EXERCISE INPUTS:
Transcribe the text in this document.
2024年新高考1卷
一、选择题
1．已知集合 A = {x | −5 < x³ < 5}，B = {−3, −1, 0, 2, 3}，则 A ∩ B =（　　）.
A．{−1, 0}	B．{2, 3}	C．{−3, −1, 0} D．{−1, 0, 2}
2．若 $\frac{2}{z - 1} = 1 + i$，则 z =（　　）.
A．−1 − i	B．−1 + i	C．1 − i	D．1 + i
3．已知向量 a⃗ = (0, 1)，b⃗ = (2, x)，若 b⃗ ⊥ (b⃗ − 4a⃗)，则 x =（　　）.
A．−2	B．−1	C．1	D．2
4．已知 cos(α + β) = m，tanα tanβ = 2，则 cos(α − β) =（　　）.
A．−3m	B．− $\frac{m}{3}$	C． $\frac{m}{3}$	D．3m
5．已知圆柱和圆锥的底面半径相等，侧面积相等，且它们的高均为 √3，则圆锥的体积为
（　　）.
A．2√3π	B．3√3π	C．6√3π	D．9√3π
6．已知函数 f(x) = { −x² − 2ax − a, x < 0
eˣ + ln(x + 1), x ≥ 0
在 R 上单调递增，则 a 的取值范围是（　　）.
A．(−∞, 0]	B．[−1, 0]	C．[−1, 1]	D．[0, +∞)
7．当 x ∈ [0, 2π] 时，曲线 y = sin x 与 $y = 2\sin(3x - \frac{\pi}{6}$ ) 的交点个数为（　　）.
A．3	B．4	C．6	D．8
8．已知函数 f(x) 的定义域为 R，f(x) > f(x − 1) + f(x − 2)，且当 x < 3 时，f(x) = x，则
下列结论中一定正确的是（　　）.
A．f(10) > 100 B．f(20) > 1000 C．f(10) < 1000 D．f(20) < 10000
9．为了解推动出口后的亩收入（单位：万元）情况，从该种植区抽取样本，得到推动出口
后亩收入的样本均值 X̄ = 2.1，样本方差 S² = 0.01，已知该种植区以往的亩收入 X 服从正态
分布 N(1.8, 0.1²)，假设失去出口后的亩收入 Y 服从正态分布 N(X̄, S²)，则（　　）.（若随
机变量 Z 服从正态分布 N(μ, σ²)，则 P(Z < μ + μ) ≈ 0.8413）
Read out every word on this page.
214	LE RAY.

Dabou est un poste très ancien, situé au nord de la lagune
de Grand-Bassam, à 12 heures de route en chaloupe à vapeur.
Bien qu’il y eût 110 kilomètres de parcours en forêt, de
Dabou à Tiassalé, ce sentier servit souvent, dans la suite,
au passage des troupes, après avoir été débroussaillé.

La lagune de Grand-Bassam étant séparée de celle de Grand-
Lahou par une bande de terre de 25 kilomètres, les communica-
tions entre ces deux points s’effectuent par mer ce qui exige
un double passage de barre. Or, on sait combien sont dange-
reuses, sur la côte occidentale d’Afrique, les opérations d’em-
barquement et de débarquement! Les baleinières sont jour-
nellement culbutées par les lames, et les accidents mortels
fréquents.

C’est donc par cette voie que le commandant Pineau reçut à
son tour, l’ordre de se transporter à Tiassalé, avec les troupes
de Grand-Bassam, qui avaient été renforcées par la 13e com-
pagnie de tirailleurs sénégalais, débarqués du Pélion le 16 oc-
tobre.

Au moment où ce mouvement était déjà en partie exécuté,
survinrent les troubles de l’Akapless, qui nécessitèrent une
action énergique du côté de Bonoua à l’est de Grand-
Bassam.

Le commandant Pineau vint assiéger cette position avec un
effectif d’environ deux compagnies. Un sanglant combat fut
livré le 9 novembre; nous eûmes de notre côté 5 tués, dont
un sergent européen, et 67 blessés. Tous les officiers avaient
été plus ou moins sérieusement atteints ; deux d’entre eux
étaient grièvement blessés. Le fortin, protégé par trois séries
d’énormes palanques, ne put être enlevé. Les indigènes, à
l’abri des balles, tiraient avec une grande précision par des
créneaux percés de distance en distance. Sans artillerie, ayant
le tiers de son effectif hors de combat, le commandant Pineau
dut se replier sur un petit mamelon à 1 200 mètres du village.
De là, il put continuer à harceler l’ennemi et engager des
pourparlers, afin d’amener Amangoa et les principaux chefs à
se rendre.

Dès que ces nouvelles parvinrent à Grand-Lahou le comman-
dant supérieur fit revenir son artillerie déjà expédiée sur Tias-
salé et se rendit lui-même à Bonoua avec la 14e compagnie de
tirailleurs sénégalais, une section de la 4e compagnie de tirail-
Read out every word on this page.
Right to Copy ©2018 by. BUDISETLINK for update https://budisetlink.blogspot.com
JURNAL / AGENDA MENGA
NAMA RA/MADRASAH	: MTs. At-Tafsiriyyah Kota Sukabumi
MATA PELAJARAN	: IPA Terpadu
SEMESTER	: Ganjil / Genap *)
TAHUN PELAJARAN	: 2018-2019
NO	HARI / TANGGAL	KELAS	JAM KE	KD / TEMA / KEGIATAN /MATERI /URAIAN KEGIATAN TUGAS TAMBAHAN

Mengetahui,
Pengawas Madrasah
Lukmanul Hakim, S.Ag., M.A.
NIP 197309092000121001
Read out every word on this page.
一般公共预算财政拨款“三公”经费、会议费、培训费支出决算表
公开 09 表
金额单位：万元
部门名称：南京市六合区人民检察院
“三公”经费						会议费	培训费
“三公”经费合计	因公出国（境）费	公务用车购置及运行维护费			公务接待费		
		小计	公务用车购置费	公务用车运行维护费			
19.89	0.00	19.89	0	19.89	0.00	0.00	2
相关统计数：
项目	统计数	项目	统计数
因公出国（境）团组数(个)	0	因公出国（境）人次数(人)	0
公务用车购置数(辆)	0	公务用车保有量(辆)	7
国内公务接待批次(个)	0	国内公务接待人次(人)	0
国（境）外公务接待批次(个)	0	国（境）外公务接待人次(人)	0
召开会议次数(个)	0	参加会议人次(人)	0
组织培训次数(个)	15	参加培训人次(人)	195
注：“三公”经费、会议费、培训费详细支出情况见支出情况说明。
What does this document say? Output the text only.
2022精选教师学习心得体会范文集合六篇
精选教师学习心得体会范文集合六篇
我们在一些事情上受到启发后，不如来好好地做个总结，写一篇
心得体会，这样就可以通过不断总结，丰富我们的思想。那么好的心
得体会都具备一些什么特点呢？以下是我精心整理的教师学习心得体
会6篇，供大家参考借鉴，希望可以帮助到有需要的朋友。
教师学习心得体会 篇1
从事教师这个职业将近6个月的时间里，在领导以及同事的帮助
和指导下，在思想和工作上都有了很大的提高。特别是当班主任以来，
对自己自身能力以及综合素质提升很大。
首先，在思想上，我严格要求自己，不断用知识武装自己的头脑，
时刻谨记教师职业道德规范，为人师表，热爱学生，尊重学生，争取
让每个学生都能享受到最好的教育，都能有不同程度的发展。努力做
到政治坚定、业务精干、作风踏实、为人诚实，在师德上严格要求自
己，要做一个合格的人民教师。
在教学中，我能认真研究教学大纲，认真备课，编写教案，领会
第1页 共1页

PROBLEM TO WORK ON: Repeat the line containing "What does this" and all subsequent lines through the final line of the data, exactly and with no others.

PROBLEM SOLUTION:
What does this document say? Output the text only.
2022精选教师学习心得体会范文集合六篇
精选教师学习心得体会范文集合六篇
我们在一些事情上受到启发后，不如来好好地做个总结，写一篇
心得体会，这样就可以通过不断总结，丰富我们的思想。那么好的心
得体会都具备一些什么特点呢？以下是我精心整理的教师学习心得体
会6篇，供大家参考借鉴，希望可以帮助到有需要的朋友。
教师学习心得体会 篇1
从事教师这个职业将近6个月的时间里，在领导以及同事的帮助
和指导下，在思想和工作上都有了很大的提高。特别是当班主任以来，
对自己自身能力以及综合素质提升很大。
首先，在思想上，我严格要求自己，不断用知识武装自己的头脑，
时刻谨记教师职业道德规范，为人师表，热爱学生，尊重学生，争取
让每个学生都能享受到最好的教育，都能有不同程度的发展。努力做
到政治坚定、业务精干、作风踏实、为人诚实，在师德上严格要求自
己，要做一个合格的人民教师。
在教学中，我能认真研究教学大纲，认真备课，编写教案，领会
第1页 共1页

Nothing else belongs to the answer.